- Exercise: Format every line of the material below as a Markdown table with two columns, Number and Record line, skipping any blank lines.

- Layout records:
━━━

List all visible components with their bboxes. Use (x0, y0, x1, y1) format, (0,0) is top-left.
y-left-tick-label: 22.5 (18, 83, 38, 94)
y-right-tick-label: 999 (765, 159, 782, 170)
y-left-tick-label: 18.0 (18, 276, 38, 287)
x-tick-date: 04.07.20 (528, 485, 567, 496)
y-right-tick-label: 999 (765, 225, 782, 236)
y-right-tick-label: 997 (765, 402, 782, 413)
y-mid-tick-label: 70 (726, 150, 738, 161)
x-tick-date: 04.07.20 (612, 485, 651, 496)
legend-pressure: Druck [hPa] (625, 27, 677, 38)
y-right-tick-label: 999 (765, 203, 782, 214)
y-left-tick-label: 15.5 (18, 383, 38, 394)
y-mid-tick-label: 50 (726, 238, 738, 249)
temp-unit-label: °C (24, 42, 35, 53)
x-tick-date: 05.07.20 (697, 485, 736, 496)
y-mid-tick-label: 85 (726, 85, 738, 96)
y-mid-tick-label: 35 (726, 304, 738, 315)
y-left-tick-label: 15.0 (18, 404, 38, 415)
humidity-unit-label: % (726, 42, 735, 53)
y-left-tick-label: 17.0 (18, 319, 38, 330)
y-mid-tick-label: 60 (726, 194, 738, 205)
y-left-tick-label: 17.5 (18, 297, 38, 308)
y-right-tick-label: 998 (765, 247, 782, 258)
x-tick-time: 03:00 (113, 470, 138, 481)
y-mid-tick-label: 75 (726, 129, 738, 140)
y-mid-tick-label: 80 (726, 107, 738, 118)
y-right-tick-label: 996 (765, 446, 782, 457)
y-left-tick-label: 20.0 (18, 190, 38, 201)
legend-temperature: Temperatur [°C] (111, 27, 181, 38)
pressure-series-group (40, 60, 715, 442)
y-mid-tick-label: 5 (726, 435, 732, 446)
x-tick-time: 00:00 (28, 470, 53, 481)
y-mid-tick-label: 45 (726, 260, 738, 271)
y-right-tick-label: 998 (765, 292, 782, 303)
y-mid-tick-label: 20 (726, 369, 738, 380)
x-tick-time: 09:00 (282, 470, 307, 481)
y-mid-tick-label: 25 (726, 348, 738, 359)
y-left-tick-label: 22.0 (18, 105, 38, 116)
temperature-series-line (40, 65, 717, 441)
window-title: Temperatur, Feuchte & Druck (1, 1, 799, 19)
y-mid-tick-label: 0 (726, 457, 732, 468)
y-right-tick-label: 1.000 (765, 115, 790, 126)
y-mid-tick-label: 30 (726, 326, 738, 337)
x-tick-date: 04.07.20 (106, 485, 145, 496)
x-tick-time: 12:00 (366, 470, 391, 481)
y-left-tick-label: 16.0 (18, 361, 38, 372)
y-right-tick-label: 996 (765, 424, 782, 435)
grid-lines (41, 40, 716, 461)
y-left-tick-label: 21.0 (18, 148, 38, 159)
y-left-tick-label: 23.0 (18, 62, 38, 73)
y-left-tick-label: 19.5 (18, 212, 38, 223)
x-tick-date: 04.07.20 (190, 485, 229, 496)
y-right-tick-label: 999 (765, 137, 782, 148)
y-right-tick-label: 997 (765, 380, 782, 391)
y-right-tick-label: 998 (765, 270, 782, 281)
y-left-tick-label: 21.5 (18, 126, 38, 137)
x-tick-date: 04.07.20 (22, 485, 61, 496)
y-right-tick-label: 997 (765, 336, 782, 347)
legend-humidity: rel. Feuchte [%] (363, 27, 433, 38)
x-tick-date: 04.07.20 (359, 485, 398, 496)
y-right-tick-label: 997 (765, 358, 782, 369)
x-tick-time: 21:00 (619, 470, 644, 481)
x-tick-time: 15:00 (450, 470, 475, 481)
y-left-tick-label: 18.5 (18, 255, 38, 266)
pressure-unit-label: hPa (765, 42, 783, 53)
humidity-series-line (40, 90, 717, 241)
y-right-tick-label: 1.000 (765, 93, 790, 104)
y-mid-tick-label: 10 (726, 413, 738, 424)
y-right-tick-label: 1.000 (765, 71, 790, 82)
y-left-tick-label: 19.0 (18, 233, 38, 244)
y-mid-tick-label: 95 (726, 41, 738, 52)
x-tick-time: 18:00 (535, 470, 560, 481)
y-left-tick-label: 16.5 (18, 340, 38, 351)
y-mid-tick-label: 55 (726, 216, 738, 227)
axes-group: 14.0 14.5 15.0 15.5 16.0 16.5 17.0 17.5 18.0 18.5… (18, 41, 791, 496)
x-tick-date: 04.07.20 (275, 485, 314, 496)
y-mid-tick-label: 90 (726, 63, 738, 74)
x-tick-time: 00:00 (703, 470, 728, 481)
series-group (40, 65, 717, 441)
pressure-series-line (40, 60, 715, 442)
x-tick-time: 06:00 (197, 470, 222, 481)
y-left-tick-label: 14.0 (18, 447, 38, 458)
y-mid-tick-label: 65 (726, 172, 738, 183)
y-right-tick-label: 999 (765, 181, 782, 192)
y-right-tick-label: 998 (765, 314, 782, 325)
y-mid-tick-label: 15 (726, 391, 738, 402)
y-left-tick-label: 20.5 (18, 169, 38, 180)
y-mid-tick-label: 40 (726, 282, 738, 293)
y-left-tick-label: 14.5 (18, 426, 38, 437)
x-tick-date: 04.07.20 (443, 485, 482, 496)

━━━

- Task solution:
| Number | Record line |
|---|---|
| 1 | List all visible components with their bboxes. Use (x0, y0, x1, y1) format, (0,0) is top-left. |
| 2 | y-left-tick-label: 22.5 (18, 83, 38, 94) |
| 3 | y-right-tick-label: 999 (765, 159, 782, 170) |
| 4 | y-left-tick-label: 18.0 (18, 276, 38, 287) |
| 5 | x-tick-date: 04.07.20 (528, 485, 567, 496) |
| 6 | y-right-tick-label: 999 (765, 225, 782, 236) |
| 7 | y-right-tick-label: 997 (765, 402, 782, 413) |
| 8 | y-mid-tick-label: 70 (726, 150, 738, 161) |
| 9 | x-tick-date: 04.07.20 (612, 485, 651, 496) |
| 10 | legend-pressure: Druck [hPa] (625, 27, 677, 38) |
| 11 | y-right-tick-label: 999 (765, 203, 782, 214) |
| 12 | y-left-tick-label: 15.5 (18, 383, 38, 394) |
| 13 | y-mid-tick-label: 50 (726, 238, 738, 249) |
| 14 | temp-unit-label: °C (24, 42, 35, 53) |
| 15 | x-tick-date: 05.07.20 (697, 485, 736, 496) |
| 16 | y-mid-tick-label: 85 (726, 85, 738, 96) |
| 17 | y-mid-tick-label: 35 (726, 304, 738, 315) |
| 18 | y-left-tick-label: 15.0 (18, 404, 38, 415) |
| 19 | humidity-unit-label: % (726, 42, 735, 53) |
| 20 | y-left-tick-label: 17.0 (18, 319, 38, 330) |
| 21 | y-mid-tick-label: 60 (726, 194, 738, 205) |
| 22 | y-left-tick-label: 17.5 (18, 297, 38, 308) |
| 23 | y-right-tick-label: 998 (765, 247, 782, 258) |
| 24 | x-tick-time: 03:00 (113, 470, 138, 481) |
| 25 | y-mid-tick-label: 75 (726, 129, 738, 140) |
| 26 | y-mid-tick-label: 80 (726, 107, 738, 118) |
| 27 | y-right-tick-label: 996 (765, 446, 782, 457) |
| 28 | y-left-tick-label: 20.0 (18, 190, 38, 201) |
| 29 | legend-temperature: Temperatur [°C] (111, 27, 181, 38) |
| 30 | pressure-series-group (40, 60, 715, 442) |
| 31 | y-mid-tick-label: 5 (726, 435, 732, 446) |
| 32 | x-tick-time: 00:00 (28, 470, 53, 481) |
| 33 | y-mid-tick-label: 45 (726, 260, 738, 271) |
| 34 | y-right-tick-label: 998 (765, 292, 782, 303) |
| 35 | y-mid-tick-label: 20 (726, 369, 738, 380) |
| 36 | x-tick-time: 09:00 (282, 470, 307, 481) |
| 37 | y-mid-tick-label: 25 (726, 348, 738, 359) |
| 38 | y-left-tick-label: 22.0 (18, 105, 38, 116) |
| 39 | temperature-series-line (40, 65, 717, 441) |
| 40 | window-title: Temperatur, Feuchte & Druck (1, 1, 799, 19) |
| 41 | y-mid-tick-label: 0 (726, 457, 732, 468) |
| 42 | y-right-tick-label: 1.000 (765, 115, 790, 126) |
| 43 | y-mid-tick-label: 30 (726, 326, 738, 337) |
| 44 | x-tick-date: 04.07.20 (106, 485, 145, 496) |
| 45 | x-tick-time: 12:00 (366, 470, 391, 481) |
| 46 | y-left-tick-label: 16.0 (18, 361, 38, 372) |
| 47 | y-right-tick-label: 996 (765, 424, 782, 435) |
| 48 | grid-lines (41, 40, 716, 461) |
| 49 | y-left-tick-label: 21.0 (18, 148, 38, 159) |
| 50 | y-left-tick-label: 23.0 (18, 62, 38, 73) |
| 51 | y-left-tick-label: 19.5 (18, 212, 38, 223) |
| 52 | x-tick-date: 04.07.20 (190, 485, 229, 496) |
| 53 | y-right-tick-label: 999 (765, 137, 782, 148) |
| 54 | y-right-tick-label: 997 (765, 380, 782, 391) |
| 55 | y-right-tick-label: 998 (765, 270, 782, 281) |
| 56 | y-left-tick-label: 21.5 (18, 126, 38, 137) |
| 57 | x-tick-date: 04.07.20 (22, 485, 61, 496) |
| 58 | y-right-tick-label: 997 (765, 336, 782, 347) |
| 59 | legend-humidity: rel. Feuchte [%] (363, 27, 433, 38) |
| 60 | x-tick-date: 04.07.20 (359, 485, 398, 496) |
| 61 | y-right-tick-label: 997 (765, 358, 782, 369) |
| 62 | x-tick-time: 21:00 (619, 470, 644, 481) |
| 63 | x-tick-time: 15:00 (450, 470, 475, 481) |
| 64 | y-left-tick-label: 18.5 (18, 255, 38, 266) |
| 65 | pressure-unit-label: hPa (765, 42, 783, 53) |
| 66 | humidity-series-line (40, 90, 717, 241) |
| 67 | y-right-tick-label: 1.000 (765, 93, 790, 104) |
| 68 | y-mid-tick-label: 10 (726, 413, 738, 424) |
| 69 | y-right-tick-label: 1.000 (765, 71, 790, 82) |
| 70 | y-left-tick-label: 19.0 (18, 233, 38, 244) |
| 71 | y-mid-tick-label: 95 (726, 41, 738, 52) |
| 72 | x-tick-time: 18:00 (535, 470, 560, 481) |
| 73 | y-left-tick-label: 16.5 (18, 340, 38, 351) |
| 74 | y-mid-tick-label: 55 (726, 216, 738, 227) |
| 75 | axes-group: 14.0 14.5 15.0 15.5 16.0 16.5 17.0 17.5 18.0 18.5… (18, 41, 791, 496) |
| 76 | x-tick-date: 04.07.20 (275, 485, 314, 496) |
| 77 | y-mid-tick-label: 90 (726, 63, 738, 74) |
| 78 | x-tick-time: 00:00 (703, 470, 728, 481) |
| 79 | series-group (40, 65, 717, 441) |
| 80 | pressure-series-line (40, 60, 715, 442) |
| 81 | x-tick-time: 06:00 (197, 470, 222, 481) |
| 82 | y-left-tick-label: 14.0 (18, 447, 38, 458) |
| 83 | y-mid-tick-label: 65 (726, 172, 738, 183) |
| 84 | y-right-tick-label: 999 (765, 181, 782, 192) |
| 85 | y-right-tick-label: 998 (765, 314, 782, 325) |
| 86 | y-mid-tick-label: 15 (726, 391, 738, 402) |
| 87 | y-left-tick-label: 20.5 (18, 169, 38, 180) |
| 88 | y-mid-tick-label: 40 (726, 282, 738, 293) |
| 89 | y-left-tick-label: 14.5 (18, 426, 38, 437) |
| 90 | x-tick-date: 04.07.20 (443, 485, 482, 496) |